>>

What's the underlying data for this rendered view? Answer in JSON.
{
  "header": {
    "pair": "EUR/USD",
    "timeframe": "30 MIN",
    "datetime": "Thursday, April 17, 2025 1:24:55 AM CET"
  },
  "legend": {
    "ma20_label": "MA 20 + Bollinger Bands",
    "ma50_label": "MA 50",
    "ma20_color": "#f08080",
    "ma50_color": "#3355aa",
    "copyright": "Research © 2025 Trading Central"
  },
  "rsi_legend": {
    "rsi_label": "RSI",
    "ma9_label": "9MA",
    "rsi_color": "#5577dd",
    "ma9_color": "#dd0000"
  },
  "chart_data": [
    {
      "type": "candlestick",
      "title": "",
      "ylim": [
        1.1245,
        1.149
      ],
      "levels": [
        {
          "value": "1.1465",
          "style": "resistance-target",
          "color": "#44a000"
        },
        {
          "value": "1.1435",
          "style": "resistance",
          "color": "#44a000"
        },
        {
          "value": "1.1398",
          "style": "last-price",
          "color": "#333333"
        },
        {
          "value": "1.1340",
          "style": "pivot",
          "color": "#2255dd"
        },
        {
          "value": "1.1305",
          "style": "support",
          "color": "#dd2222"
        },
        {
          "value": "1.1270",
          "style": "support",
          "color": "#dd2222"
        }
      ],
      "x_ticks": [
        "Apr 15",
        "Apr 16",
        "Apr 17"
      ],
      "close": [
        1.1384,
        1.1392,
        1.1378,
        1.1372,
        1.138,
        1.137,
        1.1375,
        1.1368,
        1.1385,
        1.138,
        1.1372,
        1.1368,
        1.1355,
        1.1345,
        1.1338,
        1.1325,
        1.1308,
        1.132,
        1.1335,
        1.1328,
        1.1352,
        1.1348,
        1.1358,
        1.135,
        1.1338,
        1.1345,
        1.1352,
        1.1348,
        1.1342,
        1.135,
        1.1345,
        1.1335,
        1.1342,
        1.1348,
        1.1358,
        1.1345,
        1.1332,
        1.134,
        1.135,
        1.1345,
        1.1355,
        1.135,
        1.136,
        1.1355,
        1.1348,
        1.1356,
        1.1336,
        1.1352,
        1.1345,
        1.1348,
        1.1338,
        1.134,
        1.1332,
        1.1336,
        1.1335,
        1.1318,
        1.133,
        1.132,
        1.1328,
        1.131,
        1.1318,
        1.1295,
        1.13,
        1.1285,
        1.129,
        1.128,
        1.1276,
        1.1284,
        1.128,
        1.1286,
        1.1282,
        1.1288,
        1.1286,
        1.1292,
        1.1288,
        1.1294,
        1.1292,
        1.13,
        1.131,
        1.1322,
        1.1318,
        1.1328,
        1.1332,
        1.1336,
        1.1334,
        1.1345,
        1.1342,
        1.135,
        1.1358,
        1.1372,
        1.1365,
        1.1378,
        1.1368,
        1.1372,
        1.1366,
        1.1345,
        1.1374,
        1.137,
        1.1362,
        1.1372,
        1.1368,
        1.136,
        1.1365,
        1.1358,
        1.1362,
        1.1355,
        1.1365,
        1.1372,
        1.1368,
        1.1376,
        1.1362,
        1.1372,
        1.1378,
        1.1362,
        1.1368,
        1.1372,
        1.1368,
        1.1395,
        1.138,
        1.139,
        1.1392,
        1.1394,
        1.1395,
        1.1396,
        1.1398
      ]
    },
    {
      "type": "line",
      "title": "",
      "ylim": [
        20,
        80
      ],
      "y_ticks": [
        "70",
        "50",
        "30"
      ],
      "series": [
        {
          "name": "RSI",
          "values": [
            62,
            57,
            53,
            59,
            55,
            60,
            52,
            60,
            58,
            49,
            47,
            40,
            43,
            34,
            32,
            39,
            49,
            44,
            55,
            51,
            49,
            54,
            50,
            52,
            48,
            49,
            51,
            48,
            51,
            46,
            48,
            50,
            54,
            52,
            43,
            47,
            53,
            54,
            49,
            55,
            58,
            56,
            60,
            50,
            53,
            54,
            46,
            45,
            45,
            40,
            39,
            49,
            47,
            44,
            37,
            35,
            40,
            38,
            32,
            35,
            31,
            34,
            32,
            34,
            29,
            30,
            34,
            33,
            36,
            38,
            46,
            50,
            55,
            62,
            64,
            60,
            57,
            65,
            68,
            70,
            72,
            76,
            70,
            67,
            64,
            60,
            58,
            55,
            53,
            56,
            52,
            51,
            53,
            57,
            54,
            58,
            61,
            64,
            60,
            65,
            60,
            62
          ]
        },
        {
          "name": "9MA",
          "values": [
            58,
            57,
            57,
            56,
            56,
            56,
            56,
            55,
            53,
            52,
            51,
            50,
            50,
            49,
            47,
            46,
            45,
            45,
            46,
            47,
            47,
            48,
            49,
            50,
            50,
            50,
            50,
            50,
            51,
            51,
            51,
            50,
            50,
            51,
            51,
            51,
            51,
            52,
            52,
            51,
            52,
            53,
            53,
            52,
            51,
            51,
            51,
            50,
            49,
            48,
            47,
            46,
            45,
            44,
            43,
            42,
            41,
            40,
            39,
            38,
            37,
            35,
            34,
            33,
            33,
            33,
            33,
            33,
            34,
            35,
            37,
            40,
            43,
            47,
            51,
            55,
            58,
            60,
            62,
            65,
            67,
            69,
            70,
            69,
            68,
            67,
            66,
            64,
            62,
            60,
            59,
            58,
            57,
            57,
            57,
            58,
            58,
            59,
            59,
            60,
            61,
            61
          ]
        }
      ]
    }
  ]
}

<<
>>

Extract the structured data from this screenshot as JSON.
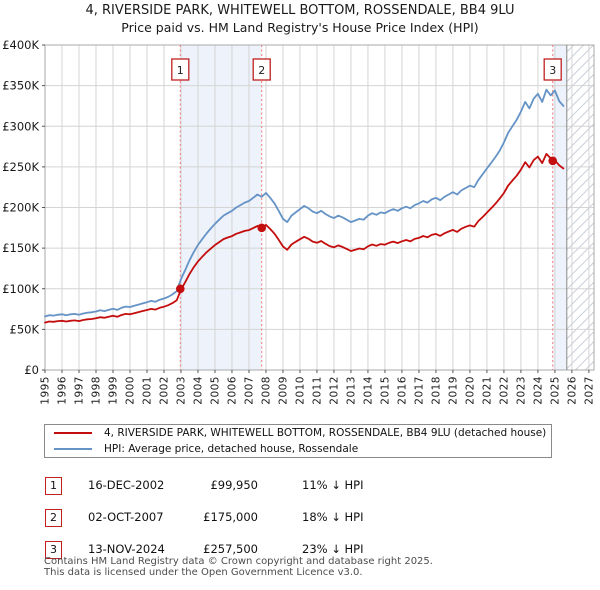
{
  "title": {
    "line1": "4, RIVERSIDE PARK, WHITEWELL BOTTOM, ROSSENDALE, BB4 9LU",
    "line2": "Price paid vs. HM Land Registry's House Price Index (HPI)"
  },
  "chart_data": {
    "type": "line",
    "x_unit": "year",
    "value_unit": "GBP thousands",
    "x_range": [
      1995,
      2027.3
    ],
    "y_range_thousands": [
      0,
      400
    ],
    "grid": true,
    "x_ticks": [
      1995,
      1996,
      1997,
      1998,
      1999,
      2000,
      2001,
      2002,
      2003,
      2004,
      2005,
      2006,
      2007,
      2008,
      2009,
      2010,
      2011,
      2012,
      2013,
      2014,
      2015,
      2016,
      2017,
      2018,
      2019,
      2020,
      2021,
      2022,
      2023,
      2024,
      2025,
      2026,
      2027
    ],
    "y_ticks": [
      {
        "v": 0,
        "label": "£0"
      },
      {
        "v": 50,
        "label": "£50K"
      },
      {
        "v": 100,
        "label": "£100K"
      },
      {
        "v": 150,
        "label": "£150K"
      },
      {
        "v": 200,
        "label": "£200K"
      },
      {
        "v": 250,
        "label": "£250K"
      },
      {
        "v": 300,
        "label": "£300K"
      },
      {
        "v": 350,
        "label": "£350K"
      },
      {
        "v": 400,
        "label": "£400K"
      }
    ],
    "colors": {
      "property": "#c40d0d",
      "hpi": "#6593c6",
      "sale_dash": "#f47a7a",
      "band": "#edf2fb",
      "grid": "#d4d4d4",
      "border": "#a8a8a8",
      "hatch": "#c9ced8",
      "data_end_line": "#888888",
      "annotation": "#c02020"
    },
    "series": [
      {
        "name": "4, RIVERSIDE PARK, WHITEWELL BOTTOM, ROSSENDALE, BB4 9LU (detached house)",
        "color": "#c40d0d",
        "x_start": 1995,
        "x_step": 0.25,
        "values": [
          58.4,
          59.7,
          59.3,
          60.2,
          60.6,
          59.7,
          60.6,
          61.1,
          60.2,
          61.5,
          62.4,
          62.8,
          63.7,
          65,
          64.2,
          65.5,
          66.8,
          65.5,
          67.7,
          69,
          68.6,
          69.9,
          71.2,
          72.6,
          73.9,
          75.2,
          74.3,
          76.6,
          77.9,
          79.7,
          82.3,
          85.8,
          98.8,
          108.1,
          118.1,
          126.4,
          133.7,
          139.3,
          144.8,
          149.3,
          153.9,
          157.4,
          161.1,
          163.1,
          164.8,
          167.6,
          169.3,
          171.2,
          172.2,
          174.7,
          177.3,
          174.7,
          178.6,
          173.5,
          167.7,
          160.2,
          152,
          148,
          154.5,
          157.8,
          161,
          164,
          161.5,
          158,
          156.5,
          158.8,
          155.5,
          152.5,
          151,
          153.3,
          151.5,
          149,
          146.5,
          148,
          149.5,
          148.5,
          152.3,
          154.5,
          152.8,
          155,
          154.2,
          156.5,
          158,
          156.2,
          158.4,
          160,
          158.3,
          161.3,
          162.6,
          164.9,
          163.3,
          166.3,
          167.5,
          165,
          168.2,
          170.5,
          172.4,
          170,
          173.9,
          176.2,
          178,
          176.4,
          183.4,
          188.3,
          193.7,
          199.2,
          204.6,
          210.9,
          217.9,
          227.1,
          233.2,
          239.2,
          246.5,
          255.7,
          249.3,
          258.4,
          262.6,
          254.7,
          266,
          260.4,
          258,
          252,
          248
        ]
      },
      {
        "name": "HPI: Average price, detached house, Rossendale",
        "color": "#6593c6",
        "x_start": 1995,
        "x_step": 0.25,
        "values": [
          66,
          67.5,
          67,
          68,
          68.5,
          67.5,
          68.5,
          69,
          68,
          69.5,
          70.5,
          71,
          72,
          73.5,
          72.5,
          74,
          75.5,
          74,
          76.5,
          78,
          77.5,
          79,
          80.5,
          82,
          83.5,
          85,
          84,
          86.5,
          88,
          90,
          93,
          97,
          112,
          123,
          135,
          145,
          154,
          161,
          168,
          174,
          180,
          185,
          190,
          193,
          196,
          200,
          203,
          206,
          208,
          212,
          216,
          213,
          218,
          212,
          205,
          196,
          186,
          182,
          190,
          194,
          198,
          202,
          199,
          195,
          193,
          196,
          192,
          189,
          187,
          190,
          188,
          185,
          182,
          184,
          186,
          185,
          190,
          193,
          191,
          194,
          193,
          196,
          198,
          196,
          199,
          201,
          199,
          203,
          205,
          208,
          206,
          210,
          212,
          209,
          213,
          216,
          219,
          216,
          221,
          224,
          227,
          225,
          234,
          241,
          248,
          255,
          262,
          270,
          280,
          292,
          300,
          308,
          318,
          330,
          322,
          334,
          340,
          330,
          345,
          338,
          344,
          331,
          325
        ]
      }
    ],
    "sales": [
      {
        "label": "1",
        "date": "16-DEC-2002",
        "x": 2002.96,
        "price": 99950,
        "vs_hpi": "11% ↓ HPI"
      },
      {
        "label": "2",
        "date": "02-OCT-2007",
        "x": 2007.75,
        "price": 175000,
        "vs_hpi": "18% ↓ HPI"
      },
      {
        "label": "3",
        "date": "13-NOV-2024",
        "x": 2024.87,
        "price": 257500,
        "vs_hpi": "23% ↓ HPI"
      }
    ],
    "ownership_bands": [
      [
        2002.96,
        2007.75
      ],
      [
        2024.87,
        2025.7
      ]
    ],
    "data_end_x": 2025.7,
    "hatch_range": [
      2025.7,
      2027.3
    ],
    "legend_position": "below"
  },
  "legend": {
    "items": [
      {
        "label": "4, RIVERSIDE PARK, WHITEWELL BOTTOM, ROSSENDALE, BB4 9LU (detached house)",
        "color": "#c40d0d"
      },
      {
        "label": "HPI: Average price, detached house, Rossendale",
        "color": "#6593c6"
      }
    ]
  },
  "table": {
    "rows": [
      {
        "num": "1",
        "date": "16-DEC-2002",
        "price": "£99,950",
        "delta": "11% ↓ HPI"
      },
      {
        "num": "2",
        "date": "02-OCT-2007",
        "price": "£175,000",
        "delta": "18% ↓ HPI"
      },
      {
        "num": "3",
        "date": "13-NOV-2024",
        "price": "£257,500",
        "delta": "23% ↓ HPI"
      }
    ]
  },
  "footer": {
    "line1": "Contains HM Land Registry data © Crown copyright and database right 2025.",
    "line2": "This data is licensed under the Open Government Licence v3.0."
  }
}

<<

## To do:
Copy each line of the entries that includes the word "Average".

## Solution for this problem:
        "name": "HPI: Average price, detached house, Rossendale",
        "label": "HPI: Average price, detached house, Rossendale",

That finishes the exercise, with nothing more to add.